- [Exercise]
Revise the material from its first line through the line containing "panel-left: 50 100", both included, by replacing "data-point" with "scatter-point" and leaving everything else as it is. Give only those revised lines.

- [Exercise input]
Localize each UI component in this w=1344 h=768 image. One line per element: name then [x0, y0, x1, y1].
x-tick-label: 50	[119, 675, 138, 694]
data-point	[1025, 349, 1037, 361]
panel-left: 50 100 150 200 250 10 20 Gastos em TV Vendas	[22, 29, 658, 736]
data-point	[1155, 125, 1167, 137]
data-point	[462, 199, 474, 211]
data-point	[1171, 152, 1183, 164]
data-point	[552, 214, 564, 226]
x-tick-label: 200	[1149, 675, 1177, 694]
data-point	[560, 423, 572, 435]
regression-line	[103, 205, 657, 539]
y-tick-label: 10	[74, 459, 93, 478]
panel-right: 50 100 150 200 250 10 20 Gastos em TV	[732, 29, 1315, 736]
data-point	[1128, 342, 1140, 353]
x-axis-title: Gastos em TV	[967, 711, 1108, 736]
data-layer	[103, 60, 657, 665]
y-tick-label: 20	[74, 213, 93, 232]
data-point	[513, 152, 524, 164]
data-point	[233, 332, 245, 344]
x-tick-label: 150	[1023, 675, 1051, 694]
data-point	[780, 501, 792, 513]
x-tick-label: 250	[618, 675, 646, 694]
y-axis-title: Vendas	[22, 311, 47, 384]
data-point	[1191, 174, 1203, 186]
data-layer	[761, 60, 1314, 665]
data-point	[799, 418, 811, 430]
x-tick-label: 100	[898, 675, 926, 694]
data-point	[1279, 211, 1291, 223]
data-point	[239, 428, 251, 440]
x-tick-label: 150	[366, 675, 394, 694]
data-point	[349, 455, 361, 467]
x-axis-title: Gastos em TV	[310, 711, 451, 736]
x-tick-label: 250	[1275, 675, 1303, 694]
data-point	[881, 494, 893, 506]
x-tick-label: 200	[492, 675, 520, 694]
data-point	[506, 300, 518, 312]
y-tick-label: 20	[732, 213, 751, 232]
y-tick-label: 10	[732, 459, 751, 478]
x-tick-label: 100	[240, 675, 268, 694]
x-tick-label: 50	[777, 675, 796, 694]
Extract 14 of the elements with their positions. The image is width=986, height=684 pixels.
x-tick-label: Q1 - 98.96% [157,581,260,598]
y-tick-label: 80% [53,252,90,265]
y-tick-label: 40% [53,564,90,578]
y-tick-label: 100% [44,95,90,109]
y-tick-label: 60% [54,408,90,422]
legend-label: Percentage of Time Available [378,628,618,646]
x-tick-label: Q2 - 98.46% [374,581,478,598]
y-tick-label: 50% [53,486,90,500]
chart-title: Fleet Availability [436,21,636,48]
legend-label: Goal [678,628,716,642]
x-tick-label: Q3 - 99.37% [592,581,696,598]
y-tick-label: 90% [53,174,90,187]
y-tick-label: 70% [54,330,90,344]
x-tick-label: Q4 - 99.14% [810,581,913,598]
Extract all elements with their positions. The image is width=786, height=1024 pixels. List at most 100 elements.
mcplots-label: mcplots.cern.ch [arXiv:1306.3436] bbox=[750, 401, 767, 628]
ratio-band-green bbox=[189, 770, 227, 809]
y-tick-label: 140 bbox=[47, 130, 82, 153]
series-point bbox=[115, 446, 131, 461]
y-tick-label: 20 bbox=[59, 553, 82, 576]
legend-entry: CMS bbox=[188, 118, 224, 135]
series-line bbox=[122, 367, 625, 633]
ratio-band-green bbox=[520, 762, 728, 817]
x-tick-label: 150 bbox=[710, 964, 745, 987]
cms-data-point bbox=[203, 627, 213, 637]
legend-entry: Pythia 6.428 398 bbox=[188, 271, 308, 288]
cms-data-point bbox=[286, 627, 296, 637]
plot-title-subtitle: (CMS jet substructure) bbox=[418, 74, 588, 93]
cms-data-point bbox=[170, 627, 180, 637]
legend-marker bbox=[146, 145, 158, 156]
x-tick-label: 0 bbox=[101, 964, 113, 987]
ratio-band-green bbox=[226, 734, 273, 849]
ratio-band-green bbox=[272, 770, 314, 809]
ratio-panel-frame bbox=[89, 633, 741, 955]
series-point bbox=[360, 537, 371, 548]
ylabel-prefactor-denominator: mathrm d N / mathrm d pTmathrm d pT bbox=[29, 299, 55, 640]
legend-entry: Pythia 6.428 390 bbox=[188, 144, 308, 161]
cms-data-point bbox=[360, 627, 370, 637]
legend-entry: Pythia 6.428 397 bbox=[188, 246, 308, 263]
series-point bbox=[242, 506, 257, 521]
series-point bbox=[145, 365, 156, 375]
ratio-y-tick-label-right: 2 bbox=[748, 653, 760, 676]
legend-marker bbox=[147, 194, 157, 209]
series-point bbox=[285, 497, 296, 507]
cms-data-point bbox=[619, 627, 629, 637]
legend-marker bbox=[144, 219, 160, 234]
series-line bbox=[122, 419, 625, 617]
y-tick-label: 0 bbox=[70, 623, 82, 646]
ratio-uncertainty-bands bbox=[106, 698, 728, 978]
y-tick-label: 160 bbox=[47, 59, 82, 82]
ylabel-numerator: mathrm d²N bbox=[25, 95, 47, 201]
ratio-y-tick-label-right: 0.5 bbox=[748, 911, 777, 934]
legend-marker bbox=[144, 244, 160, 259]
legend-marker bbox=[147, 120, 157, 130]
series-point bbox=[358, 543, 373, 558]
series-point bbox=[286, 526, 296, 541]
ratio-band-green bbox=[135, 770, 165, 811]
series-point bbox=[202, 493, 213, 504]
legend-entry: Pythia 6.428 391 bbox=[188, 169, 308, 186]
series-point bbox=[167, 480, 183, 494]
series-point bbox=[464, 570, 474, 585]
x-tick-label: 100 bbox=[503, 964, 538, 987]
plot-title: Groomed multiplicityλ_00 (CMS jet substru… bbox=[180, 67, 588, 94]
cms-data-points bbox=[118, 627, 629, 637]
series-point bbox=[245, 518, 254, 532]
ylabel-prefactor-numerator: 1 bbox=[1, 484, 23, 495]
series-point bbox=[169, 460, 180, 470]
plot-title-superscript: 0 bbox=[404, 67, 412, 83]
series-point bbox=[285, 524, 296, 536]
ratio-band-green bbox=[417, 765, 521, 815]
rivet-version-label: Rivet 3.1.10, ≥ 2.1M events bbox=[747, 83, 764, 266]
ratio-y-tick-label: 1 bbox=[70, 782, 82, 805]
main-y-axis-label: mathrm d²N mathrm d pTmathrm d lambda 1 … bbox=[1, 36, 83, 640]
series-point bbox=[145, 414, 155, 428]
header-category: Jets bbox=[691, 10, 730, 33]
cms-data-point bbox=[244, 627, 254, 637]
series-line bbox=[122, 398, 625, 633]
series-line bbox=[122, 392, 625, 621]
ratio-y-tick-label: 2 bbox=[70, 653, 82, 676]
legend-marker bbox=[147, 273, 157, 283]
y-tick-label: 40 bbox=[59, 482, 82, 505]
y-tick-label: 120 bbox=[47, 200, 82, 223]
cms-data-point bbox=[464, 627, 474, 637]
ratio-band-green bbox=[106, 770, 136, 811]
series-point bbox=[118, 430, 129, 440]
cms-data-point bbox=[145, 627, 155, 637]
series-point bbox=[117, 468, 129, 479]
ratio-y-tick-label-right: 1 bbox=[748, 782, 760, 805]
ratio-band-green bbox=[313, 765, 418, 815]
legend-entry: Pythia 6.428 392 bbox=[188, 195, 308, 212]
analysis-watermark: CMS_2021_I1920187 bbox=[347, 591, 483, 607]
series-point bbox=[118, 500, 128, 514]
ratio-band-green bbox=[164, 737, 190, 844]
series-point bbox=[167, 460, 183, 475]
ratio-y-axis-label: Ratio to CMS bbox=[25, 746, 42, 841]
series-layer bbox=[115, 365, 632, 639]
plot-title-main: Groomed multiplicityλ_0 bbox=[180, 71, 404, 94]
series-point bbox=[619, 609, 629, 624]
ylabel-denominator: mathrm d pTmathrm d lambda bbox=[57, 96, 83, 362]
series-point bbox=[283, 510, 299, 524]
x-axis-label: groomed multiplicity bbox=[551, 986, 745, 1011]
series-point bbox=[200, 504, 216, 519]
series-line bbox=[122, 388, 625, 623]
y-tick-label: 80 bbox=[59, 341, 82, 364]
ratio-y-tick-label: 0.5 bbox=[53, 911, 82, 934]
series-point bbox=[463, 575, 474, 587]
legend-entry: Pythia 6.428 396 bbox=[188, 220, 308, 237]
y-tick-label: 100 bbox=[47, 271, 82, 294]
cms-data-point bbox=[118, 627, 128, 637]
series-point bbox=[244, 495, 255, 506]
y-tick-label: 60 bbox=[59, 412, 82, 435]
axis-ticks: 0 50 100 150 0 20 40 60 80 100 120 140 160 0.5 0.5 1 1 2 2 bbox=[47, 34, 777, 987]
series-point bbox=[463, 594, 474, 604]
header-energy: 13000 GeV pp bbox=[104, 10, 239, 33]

- [Worked answer]
Localize each UI component in this w=1344 h=768 image. One line per element: name then [x0, y0, x1, y1].
x-tick-label: 50	[119, 675, 138, 694]
scatter-point	[1025, 349, 1037, 361]
panel-left: 50 100 150 200 250 10 20 Gastos em TV Vendas	[22, 29, 658, 736]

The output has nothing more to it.